=== Selected extract ===
As I stated in my last posting, before 1993 there were no statutory references to a liquidation bureau in the Insurance Law including the receivership article, Article 74. In 1993, subsection (g) was added to Section 7405 (Order of liquidation; rights and liabilities) requiring the superintendent as receiver to prepare an annual report on the status of each company in liquidation or rehabilitation. The last sentence of this new section states that "This report shall be separate and apart from other reports issued by the liquidation bureau of the department in the normal course of its business." This is the only reference in the Insurance Law (actually the only reference in the entire New York Consolidated Laws) to a liquidation bureau.

The Bureau's existence may be assumed, but its status and mandate are not defined anywhere in the law. The home page of the Liquidation Bureau’s web site states:

The New York Liquidation Bureau (NYLB) is a unique entity. [No debate there!] Receiving no funding from taxpayers, it carries out the responsibilities of the Superintendent of Insurance as Receiver, and acts on his behalf in the discharging of his statutorily defined duties to protect the interests of the policyholders and creditors of insurance companies that have been declared impaired or insolvent.
The bureau's web site also states that it has “performed this function since 1909, when the New York State Legislature passed the law mandating that the Superintendent assume the separate responsibility of Receiver.” However, the law does not establish a bureau to carry out this function. The law requires that the superintendent be designated as rehabilitator or liquidator to take control of the assets of an insolvent company and liquidate or manage the estate. It also permits the appointment of deputies and assistants to support the superintendent in this role as receiver. It was clearly anticipated that these appointments would come from the key employees of the insolvent company itself -- those with the greatest knowledge of the business and operations of the company being liquidated -- and would be engaged only for the duration of the receivership process.

The hiring of employees of the insolvent company, and the temporary nature of these appointments, was succinctly summarized in a 1915 report to the New York State Constitutional Convention Commission on the Organization and Functions of the Government of the State of New York (at page 118) -- just a few years after the statute referred to in the Bureau's web site:

The practice is to retain such of the employees of each company which comes into liquidation as may be necessary to attend to the details of its affairs, and to dispense with them as rapidly as consistent with the proper conduct of its business.

The current statute is consistent with this historical record of the temporary nature of the receivership of insurance companies. Rather than authorizing the establishment of a permanent bureau, current Section 7422 authorizes the superintendent to appoint deputies and others to assist in the performance of the receivership function, "and all expenses of conducting any proceeding under this article shall be fixed by the superintendent, subject to the approval of the court, and shall be paid out of the funds or assets of such insurer."

=== List of tasks ===
a) According to the piece on the New York Liquidation Bureau's legal status, in what year was subsection (g) added to Section 7405 of the Insurance Law?
b) Write the next part of the piece on the New York Liquidation Bureau's legal status, picking up after its final sentence.

=== Records ===
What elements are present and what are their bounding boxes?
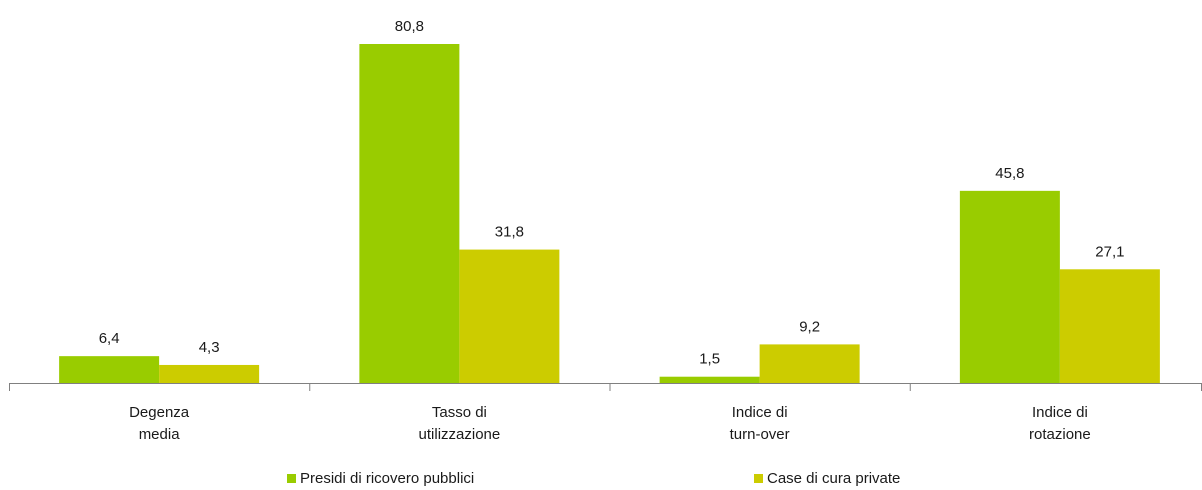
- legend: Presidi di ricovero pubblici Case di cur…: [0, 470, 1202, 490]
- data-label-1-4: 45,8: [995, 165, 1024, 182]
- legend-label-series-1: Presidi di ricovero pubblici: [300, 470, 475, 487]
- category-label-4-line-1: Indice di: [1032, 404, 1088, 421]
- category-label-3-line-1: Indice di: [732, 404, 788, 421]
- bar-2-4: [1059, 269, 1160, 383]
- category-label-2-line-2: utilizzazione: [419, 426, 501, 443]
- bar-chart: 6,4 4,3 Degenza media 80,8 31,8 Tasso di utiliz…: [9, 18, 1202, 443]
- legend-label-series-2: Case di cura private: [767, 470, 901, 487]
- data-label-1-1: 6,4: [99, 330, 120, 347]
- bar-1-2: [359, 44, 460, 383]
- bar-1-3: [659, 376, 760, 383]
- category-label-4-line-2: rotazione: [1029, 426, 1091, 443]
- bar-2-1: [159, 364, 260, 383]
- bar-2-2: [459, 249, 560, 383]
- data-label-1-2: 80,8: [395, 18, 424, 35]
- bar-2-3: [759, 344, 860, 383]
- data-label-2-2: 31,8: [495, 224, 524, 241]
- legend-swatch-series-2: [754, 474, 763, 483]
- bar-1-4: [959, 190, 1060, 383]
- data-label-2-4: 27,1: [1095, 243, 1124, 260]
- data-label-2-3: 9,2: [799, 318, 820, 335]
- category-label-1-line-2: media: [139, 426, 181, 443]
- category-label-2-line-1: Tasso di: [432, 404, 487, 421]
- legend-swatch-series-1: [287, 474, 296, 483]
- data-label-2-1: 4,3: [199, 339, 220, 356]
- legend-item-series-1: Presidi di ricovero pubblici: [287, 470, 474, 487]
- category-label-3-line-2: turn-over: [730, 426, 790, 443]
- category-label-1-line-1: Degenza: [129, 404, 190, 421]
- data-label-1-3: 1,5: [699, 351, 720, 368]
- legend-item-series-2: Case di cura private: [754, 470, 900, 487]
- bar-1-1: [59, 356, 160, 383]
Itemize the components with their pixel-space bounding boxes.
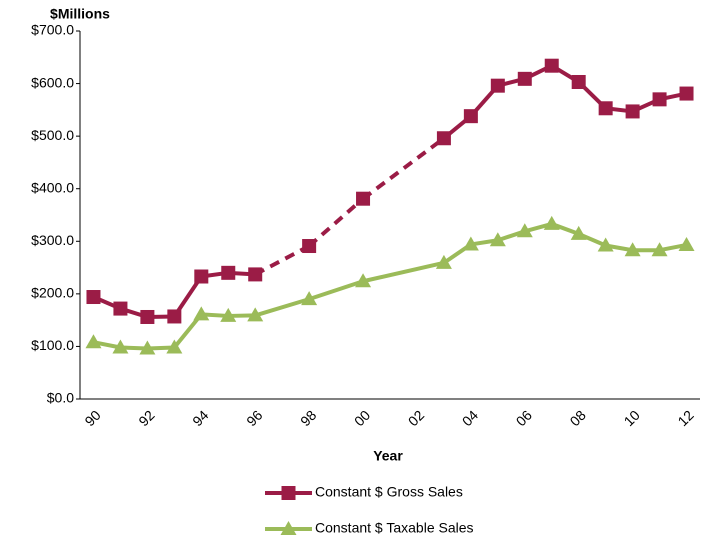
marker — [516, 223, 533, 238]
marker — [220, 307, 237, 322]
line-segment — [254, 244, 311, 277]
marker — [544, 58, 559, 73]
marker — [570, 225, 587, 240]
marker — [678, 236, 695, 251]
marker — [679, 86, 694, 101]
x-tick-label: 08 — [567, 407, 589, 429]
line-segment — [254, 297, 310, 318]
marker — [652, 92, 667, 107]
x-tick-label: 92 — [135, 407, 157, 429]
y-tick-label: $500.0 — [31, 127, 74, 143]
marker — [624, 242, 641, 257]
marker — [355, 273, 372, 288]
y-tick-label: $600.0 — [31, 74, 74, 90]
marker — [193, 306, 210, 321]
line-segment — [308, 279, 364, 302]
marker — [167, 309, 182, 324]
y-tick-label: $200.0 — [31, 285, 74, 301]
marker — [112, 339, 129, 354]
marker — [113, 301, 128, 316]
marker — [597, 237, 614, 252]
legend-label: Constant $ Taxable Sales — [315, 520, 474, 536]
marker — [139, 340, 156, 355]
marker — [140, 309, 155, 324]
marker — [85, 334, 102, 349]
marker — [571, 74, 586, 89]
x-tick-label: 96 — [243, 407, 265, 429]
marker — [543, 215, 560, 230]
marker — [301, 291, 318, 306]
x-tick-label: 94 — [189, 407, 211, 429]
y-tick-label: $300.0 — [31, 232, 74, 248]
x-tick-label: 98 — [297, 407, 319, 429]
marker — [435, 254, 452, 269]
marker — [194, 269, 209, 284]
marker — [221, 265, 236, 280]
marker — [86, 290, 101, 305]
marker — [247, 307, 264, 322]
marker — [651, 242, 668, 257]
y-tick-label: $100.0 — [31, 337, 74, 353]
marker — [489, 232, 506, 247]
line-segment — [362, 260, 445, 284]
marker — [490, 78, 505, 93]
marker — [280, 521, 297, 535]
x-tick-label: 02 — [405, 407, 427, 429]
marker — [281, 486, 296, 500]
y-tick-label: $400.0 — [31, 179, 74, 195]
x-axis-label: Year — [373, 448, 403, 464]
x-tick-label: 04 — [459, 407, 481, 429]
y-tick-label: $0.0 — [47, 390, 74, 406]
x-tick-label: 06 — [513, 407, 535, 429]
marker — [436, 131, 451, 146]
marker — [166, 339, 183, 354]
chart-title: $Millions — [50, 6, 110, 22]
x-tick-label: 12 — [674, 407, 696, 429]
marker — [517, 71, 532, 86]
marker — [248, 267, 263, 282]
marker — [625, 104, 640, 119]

=== The results ===
a) 1993

b)
Article 74 clearly views each insolvency as a separate proceeding with the superintendent acting as receiver under the supervision and control of a Supreme Court judge for that estate. Nowhere in the law is there any provision for the establishment of a permanent agency or bureau to carry out this function, and there is no central judicial oversight designated to coordinate the handling of all pending receivership proceedings collectively.

The limited role and temporary nature of the agents assisting the receiver for a particular estate has evolved into a permanent liquidation bureau, particularly over the past thirty years. This evolution occurred without a statutory, judicial or regulatory mandate to do so. As the number and size of insolvencies increased dramatically in the late 1970s and into the 1980s, the liquidation bureau grew into its own self-operating permanent bureaucracy, flying under the radar and accountable to no one – not the legislature, not the courts, and not the regulators.

The Bureau today has half as many employees (over 450 employees) as the entire New York Insurance Department, and most of them are protected by union contracts. The Bureau also purports to have a budget of over $100 million, but this "budget" is not subject to any independent oversight. Although Section 7422 requires court approval of expenses for an estate, there is no requirement in the law – including the much touted new legislation that would require annual audits – that the supervising court be provided with any regular, interim financial or status report. More significantly, no one court would be looking at the bureau or its budget as a whole.

The current administration has made a lot of noise about reforming the bureau and making it more “transparent.” It is doing this, however, by making the bureau even more permanent contrary to the mandate of Article 74 and the statutory receivership scheme.

In my next posting in this series I will discuss a current example of how the system could and should work under the existing statutory authority. In subsequent postings I will also discuss the role and structure of the security funds and how they have helped perpetuate the liquidation bureau’s independence and freedom from oversight, and why the current administration’s reform efforts will not only fail to achieve the advertised accountability and transparency, but will in fact further fortify the bureau against substantive change while significantly increasing the cost to policyholders and creditors of insolvent companies.

Wednesday, July 23, 2008

OPPORTUNITY LOST?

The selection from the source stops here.